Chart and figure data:
-*-

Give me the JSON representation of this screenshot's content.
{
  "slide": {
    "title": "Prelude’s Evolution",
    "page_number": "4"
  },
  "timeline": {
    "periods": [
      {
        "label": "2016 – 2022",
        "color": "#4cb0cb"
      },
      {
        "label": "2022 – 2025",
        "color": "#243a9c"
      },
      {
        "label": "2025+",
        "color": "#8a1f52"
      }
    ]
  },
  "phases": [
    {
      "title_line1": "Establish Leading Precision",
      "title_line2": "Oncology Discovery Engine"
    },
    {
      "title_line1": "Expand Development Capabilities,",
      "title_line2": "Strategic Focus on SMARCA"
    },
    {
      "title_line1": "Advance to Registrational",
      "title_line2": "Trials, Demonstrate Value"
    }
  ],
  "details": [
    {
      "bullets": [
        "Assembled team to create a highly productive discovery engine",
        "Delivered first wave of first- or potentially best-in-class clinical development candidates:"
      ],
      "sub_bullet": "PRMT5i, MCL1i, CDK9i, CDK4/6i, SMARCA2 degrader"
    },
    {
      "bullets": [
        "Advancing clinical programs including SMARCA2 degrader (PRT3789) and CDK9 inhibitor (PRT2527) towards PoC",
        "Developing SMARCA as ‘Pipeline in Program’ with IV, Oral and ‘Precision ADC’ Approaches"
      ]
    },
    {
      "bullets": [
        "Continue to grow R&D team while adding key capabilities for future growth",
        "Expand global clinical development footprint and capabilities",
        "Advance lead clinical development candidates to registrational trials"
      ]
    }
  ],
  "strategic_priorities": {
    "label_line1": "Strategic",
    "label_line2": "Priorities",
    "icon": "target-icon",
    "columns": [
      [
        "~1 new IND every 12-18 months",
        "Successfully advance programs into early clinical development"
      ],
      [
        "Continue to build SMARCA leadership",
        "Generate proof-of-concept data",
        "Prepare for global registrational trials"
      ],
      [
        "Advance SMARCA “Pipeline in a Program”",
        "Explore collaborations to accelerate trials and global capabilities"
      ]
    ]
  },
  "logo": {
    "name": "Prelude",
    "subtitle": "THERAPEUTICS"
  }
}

-*-

[SHORT PROBLEM]:
Each line of the material above must be retyped precisely.

[SOLUTION FOR THIS TASK]:
Give me the JSON representation of this screenshot's content.
{
  "slide": {
    "title": "Prelude’s Evolution",
    "page_number": "4"
  },
  "timeline": {
    "periods": [
      {
        "label": "2016 – 2022",
        "color": "#4cb0cb"
      },
      {
        "label": "2022 – 2025",
        "color": "#243a9c"
      },
      {
        "label": "2025+",
        "color": "#8a1f52"
      }
    ]
  },
  "phases": [
    {
      "title_line1": "Establish Leading Precision",
      "title_line2": "Oncology Discovery Engine"
    },
    {
      "title_line1": "Expand Development Capabilities,",
      "title_line2": "Strategic Focus on SMARCA"
    },
    {
      "title_line1": "Advance to Registrational",
      "title_line2": "Trials, Demonstrate Value"
    }
  ],
  "details": [
    {
      "bullets": [
        "Assembled team to create a highly productive discovery engine",
        "Delivered first wave of first- or potentially best-in-class clinical development candidates:"
      ],
      "sub_bullet": "PRMT5i, MCL1i, CDK9i, CDK4/6i, SMARCA2 degrader"
    },
    {
      "bullets": [
        "Advancing clinical programs including SMARCA2 degrader (PRT3789) and CDK9 inhibitor (PRT2527) towards PoC",
        "Developing SMARCA as ‘Pipeline in Program’ with IV, Oral and ‘Precision ADC’ Approaches"
      ]
    },
    {
      "bullets": [
        "Continue to grow R&D team while adding key capabilities for future growth",
        "Expand global clinical development footprint and capabilities",
        "Advance lead clinical development candidates to registrational trials"
      ]
    }
  ],
  "strategic_priorities": {
    "label_line1": "Strategic",
    "label_line2": "Priorities",
    "icon": "target-icon",
    "columns": [
      [
        "~1 new IND every 12-18 months",
        "Successfully advance programs into early clinical development"
      ],
      [
        "Continue to build SMARCA leadership",
        "Generate proof-of-concept data",
        "Prepare for global registrational trials"
      ],
      [
        "Advance SMARCA “Pipeline in a Program”",
        "Explore collaborations to accelerate trials and global capabilities"
      ]
    ]
  },
  "logo": {
    "name": "Prelude",
    "subtitle": "THERAPEUTICS"
  }
}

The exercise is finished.